* Begin Exercise materials *
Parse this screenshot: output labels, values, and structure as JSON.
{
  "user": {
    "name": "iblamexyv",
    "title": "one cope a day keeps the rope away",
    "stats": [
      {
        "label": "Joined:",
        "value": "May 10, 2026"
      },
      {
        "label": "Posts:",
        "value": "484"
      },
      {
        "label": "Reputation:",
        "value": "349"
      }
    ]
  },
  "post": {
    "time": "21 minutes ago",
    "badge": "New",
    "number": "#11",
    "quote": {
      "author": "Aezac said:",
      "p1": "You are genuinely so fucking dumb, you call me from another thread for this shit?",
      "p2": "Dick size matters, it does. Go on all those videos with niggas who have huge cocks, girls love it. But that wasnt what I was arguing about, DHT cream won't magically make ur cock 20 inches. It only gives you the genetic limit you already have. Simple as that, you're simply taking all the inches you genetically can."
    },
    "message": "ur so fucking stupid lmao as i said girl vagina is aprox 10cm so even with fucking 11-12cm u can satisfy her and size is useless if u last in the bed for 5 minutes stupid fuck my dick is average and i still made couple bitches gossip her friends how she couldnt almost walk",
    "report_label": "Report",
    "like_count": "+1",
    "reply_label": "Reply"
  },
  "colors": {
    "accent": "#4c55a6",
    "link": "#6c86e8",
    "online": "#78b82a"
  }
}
* End Exercise materials *
From the listing above, collect each line in which the string "fucking" appears.

      "p1": "You are genuinely so fucking dumb, you call me from another thread for this shit?",
    "message": "ur so fucking stupid lmao as i said girl vagina is aprox 10cm so even with fucking 11-12cm u can satisfy her and size is useless if u last in the bed for 5 minutes stupid fuck my dick is average and i still made couple bitches gossip her friends how she couldnt almost walk",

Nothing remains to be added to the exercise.